## GIVEN INSTRUCTION
Transcribe each line of the material as it is, and drop any picture.

## Figure contents as structured data
--------------------------------------------------

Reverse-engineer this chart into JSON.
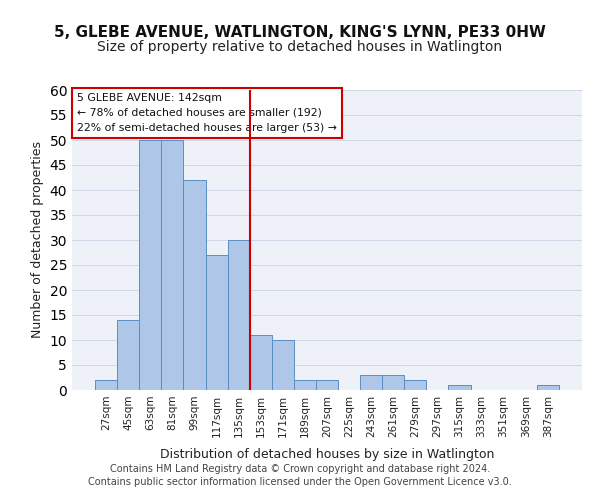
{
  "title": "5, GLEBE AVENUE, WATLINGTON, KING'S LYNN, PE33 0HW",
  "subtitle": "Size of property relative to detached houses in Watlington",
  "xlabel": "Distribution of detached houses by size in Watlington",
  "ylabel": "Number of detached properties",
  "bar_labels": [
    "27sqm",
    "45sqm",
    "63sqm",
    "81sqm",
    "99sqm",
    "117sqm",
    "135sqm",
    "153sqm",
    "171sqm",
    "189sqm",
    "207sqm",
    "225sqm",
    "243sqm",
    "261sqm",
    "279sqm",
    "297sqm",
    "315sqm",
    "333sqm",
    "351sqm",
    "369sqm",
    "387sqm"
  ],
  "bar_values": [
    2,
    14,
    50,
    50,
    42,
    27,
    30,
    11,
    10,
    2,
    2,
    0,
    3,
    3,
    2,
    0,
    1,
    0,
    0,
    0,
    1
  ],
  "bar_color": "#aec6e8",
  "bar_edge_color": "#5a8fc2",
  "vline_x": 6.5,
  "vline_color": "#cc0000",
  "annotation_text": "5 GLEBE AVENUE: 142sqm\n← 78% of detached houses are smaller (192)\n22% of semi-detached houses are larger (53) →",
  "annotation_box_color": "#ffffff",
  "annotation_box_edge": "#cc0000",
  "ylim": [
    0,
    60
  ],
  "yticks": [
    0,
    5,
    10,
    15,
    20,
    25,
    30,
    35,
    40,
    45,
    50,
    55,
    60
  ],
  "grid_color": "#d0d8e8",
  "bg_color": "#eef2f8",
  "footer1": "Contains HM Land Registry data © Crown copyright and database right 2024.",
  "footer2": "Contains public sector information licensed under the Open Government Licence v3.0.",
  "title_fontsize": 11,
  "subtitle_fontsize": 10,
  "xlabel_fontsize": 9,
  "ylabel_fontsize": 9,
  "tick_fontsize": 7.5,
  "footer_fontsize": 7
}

--------------------------------------------------

## REPLY TO THE EXERCISE
Reverse-engineer this chart into JSON.
{
  "title": "5, GLEBE AVENUE, WATLINGTON, KING'S LYNN, PE33 0HW",
  "subtitle": "Size of property relative to detached houses in Watlington",
  "xlabel": "Distribution of detached houses by size in Watlington",
  "ylabel": "Number of detached properties",
  "bar_labels": [
    "27sqm",
    "45sqm",
    "63sqm",
    "81sqm",
    "99sqm",
    "117sqm",
    "135sqm",
    "153sqm",
    "171sqm",
    "189sqm",
    "207sqm",
    "225sqm",
    "243sqm",
    "261sqm",
    "279sqm",
    "297sqm",
    "315sqm",
    "333sqm",
    "351sqm",
    "369sqm",
    "387sqm"
  ],
  "bar_values": [
    2,
    14,
    50,
    50,
    42,
    27,
    30,
    11,
    10,
    2,
    2,
    0,
    3,
    3,
    2,
    0,
    1,
    0,
    0,
    0,
    1
  ],
  "bar_color": "#aec6e8",
  "bar_edge_color": "#5a8fc2",
  "vline_x": 6.5,
  "vline_color": "#cc0000",
  "annotation_text": "5 GLEBE AVENUE: 142sqm\n← 78% of detached houses are smaller (192)\n22% of semi-detached houses are larger (53) →",
  "annotation_box_color": "#ffffff",
  "annotation_box_edge": "#cc0000",
  "ylim": [
    0,
    60
  ],
  "yticks": [
    0,
    5,
    10,
    15,
    20,
    25,
    30,
    35,
    40,
    45,
    50,
    55,
    60
  ],
  "grid_color": "#d0d8e8",
  "bg_color": "#eef2f8",
  "footer1": "Contains HM Land Registry data © Crown copyright and database right 2024.",
  "footer2": "Contains public sector information licensed under the Open Government Licence v3.0.",
  "title_fontsize": 11,
  "subtitle_fontsize": 10,
  "xlabel_fontsize": 9,
  "ylabel_fontsize": 9,
  "tick_fontsize": 7.5,
  "footer_fontsize": 7
}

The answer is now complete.